◆ Exercise brief: Copy out all lines with the word "most" in them.

◆ Supplied data:
+-------+

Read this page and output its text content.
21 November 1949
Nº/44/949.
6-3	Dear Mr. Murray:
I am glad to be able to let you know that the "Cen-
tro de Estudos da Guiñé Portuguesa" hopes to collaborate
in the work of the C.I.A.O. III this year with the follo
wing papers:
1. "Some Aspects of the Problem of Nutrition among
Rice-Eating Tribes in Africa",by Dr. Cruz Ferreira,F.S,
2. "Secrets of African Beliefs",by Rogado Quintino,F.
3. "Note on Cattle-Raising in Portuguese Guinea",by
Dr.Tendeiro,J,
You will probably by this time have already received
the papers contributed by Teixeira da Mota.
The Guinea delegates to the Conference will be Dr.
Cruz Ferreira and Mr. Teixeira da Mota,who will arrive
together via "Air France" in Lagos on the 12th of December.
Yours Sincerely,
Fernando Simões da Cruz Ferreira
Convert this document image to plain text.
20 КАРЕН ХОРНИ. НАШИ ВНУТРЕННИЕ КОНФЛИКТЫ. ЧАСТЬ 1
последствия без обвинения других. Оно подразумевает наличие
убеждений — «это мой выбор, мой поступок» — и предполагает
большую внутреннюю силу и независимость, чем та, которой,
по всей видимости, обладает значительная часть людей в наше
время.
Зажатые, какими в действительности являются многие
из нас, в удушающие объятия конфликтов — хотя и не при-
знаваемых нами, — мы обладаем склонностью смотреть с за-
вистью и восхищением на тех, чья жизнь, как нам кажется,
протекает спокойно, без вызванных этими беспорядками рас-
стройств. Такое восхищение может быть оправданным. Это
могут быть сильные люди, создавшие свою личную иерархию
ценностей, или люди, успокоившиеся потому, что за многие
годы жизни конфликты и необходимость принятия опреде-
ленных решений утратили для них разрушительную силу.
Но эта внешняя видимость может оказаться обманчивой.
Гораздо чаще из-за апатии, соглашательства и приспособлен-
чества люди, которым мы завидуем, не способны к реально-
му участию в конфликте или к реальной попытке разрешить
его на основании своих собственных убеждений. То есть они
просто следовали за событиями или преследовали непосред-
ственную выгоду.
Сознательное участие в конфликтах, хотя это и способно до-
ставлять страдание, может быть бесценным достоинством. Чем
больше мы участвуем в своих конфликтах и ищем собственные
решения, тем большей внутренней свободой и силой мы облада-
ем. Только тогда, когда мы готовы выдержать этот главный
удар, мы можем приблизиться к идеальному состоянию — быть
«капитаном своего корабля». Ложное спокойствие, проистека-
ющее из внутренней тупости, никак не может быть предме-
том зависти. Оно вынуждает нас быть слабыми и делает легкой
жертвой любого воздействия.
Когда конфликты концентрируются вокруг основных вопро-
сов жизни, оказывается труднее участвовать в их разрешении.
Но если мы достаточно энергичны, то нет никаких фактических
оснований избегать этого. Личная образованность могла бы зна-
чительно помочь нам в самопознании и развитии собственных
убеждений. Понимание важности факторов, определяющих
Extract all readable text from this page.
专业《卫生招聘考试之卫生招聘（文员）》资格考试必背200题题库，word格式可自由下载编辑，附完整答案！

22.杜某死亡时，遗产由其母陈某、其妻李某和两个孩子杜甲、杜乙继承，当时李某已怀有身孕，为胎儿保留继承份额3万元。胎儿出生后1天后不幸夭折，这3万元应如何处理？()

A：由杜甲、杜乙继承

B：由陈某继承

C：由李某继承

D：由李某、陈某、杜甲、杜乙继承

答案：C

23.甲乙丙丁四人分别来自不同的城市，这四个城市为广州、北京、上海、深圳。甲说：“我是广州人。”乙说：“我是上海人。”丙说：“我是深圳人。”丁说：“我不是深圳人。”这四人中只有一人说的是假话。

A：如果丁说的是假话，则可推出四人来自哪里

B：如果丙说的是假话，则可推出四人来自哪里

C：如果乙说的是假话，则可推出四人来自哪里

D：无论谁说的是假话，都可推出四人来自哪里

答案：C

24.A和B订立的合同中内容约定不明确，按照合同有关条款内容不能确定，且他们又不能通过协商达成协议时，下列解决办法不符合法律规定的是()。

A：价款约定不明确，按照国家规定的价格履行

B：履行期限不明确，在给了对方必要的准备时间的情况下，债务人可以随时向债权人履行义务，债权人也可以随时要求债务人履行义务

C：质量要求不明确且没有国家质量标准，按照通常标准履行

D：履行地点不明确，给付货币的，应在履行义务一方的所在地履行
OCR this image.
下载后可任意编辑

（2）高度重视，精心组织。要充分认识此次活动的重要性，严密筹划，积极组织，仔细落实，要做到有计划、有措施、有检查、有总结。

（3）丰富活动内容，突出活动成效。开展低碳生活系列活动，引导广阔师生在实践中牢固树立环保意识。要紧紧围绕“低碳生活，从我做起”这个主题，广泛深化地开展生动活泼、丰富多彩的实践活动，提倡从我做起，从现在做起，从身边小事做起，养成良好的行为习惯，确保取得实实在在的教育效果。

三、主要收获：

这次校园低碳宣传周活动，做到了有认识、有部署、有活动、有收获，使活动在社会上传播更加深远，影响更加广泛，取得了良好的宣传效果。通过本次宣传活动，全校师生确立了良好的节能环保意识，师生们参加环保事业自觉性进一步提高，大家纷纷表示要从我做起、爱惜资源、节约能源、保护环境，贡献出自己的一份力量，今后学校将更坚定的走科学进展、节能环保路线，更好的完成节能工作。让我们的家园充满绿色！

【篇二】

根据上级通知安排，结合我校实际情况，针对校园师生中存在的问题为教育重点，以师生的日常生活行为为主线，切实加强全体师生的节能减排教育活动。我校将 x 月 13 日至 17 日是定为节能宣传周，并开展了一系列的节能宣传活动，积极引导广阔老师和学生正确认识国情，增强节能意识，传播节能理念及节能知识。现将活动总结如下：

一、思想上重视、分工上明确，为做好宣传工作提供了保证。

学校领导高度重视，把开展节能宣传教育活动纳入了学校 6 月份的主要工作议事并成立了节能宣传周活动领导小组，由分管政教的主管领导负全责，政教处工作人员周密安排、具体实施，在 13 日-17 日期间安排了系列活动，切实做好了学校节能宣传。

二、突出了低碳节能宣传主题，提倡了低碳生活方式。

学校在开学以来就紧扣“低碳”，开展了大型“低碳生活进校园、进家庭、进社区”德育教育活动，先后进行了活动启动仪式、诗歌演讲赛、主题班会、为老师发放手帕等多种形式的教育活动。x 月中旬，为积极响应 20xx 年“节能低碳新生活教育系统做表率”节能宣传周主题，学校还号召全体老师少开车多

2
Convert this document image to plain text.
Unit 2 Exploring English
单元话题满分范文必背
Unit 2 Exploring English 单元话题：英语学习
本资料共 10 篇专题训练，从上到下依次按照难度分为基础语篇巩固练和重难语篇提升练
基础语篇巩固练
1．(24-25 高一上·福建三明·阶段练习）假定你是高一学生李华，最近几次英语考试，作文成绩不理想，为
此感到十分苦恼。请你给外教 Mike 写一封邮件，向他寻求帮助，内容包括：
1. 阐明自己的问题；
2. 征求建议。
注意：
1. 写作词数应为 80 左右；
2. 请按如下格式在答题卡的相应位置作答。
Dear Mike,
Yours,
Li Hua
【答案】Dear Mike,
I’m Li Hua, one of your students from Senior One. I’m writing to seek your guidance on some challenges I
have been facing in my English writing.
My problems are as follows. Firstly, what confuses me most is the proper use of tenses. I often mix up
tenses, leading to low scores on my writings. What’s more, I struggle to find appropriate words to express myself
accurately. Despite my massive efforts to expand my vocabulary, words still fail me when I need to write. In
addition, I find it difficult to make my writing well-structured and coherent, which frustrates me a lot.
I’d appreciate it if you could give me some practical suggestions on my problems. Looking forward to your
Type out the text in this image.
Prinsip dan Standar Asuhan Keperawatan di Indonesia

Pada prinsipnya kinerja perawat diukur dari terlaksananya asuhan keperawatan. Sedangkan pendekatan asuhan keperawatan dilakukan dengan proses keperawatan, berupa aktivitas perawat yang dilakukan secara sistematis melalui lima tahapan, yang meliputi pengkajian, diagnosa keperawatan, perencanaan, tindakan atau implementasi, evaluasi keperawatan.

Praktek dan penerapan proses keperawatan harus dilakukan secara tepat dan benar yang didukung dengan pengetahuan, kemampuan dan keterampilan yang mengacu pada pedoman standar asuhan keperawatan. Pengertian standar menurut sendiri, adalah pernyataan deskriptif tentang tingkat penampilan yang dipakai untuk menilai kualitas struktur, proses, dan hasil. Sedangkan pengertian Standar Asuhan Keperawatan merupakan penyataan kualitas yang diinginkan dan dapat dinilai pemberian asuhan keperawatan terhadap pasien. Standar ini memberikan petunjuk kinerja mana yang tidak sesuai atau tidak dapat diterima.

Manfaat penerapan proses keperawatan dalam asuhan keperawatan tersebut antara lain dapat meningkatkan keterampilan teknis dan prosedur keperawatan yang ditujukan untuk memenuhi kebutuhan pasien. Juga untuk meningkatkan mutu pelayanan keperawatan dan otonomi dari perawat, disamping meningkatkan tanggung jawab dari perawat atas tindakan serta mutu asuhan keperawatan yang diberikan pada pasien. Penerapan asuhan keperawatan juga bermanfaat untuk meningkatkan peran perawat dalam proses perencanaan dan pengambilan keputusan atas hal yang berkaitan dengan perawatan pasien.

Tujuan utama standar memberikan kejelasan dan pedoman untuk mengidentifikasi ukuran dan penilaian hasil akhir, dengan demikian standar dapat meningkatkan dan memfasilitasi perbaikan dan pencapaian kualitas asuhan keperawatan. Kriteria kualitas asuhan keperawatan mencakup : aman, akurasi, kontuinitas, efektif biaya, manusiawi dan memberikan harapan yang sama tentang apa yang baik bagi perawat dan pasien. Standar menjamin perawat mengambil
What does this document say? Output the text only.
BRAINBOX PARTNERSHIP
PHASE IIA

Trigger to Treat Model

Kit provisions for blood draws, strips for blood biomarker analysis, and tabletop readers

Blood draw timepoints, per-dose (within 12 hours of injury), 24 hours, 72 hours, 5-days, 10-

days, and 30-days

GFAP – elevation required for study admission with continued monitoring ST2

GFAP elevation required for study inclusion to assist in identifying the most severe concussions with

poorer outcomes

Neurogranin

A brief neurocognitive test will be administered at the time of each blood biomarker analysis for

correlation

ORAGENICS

+-------+

◆ Exercise answer:
My problems are as follows. Firstly, what confuses me most is the proper use of tenses. I often mix up
GFAP elevation required for study inclusion to assist in identifying the most severe concussions with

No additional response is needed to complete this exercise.